Copy out all the records, word for word.

Start Extracted material

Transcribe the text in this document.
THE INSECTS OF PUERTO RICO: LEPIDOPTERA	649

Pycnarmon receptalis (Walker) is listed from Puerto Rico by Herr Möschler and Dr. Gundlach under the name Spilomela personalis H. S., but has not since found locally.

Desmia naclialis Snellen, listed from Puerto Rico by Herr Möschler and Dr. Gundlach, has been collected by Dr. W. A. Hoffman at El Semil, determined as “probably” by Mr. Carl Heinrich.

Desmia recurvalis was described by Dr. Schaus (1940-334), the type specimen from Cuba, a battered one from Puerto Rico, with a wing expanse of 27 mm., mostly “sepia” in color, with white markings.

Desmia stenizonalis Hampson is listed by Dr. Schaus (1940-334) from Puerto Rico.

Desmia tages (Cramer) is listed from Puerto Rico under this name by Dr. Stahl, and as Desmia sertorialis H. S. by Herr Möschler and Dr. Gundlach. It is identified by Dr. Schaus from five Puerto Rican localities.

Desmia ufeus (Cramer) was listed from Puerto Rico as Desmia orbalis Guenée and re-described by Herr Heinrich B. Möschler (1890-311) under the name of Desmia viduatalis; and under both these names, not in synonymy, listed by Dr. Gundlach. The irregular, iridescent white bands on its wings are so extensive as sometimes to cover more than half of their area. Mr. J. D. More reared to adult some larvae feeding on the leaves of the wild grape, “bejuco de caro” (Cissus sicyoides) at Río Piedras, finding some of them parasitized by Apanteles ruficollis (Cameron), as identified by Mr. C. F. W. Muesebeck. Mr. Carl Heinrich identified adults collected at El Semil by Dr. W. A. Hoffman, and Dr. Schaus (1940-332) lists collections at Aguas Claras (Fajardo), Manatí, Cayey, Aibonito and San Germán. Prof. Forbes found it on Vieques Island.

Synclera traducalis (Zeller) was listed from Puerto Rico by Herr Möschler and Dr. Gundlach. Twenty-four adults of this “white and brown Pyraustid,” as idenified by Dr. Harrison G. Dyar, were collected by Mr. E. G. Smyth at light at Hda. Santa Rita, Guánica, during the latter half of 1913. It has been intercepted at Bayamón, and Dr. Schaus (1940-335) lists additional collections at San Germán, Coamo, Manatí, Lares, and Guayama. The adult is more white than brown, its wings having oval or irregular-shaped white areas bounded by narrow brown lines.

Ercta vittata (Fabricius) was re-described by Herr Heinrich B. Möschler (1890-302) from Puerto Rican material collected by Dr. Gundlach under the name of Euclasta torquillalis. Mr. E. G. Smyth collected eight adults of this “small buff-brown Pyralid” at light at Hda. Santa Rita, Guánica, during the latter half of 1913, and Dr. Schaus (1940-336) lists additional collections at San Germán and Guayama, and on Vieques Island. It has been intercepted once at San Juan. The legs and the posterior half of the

End Extracted material

### Solution for this exercise
Transcribe the text in this document.
THE INSECTS OF PUERTO RICO: LEPIDOPTERA	649

Pycnarmon receptalis (Walker) is listed from Puerto Rico by Herr Möschler and Dr. Gundlach under the name Spilomela personalis H. S., but has not since found locally.

Desmia naclialis Snellen, listed from Puerto Rico by Herr Möschler and Dr. Gundlach, has been collected by Dr. W. A. Hoffman at El Semil, determined as “probably” by Mr. Carl Heinrich.

Desmia recurvalis was described by Dr. Schaus (1940-334), the type specimen from Cuba, a battered one from Puerto Rico, with a wing expanse of 27 mm., mostly “sepia” in color, with white markings.

Desmia stenizonalis Hampson is listed by Dr. Schaus (1940-334) from Puerto Rico.

Desmia tages (Cramer) is listed from Puerto Rico under this name by Dr. Stahl, and as Desmia sertorialis H. S. by Herr Möschler and Dr. Gundlach. It is identified by Dr. Schaus from five Puerto Rican localities.

Desmia ufeus (Cramer) was listed from Puerto Rico as Desmia orbalis Guenée and re-described by Herr Heinrich B. Möschler (1890-311) under the name of Desmia viduatalis; and under both these names, not in synonymy, listed by Dr. Gundlach. The irregular, iridescent white bands on its wings are so extensive as sometimes to cover more than half of their area. Mr. J. D. More reared to adult some larvae feeding on the leaves of the wild grape, “bejuco de caro” (Cissus sicyoides) at Río Piedras, finding some of them parasitized by Apanteles ruficollis (Cameron), as identified by Mr. C. F. W. Muesebeck. Mr. Carl Heinrich identified adults collected at El Semil by Dr. W. A. Hoffman, and Dr. Schaus (1940-332) lists collections at Aguas Claras (Fajardo), Manatí, Cayey, Aibonito and San Germán. Prof. Forbes found it on Vieques Island.

Synclera traducalis (Zeller) was listed from Puerto Rico by Herr Möschler and Dr. Gundlach. Twenty-four adults of this “white and brown Pyraustid,” as idenified by Dr. Harrison G. Dyar, were collected by Mr. E. G. Smyth at light at Hda. Santa Rita, Guánica, during the latter half of 1913. It has been intercepted at Bayamón, and Dr. Schaus (1940-335) lists additional collections at San Germán, Coamo, Manatí, Lares, and Guayama. The adult is more white than brown, its wings having oval or irregular-shaped white areas bounded by narrow brown lines.

Ercta vittata (Fabricius) was re-described by Herr Heinrich B. Möschler (1890-302) from Puerto Rican material collected by Dr. Gundlach under the name of Euclasta torquillalis. Mr. E. G. Smyth collected eight adults of this “small buff-brown Pyralid” at light at Hda. Santa Rita, Guánica, during the latter half of 1913, and Dr. Schaus (1940-336) lists additional collections at San Germán and Guayama, and on Vieques Island. It has been intercepted once at San Juan. The legs and the posterior half of the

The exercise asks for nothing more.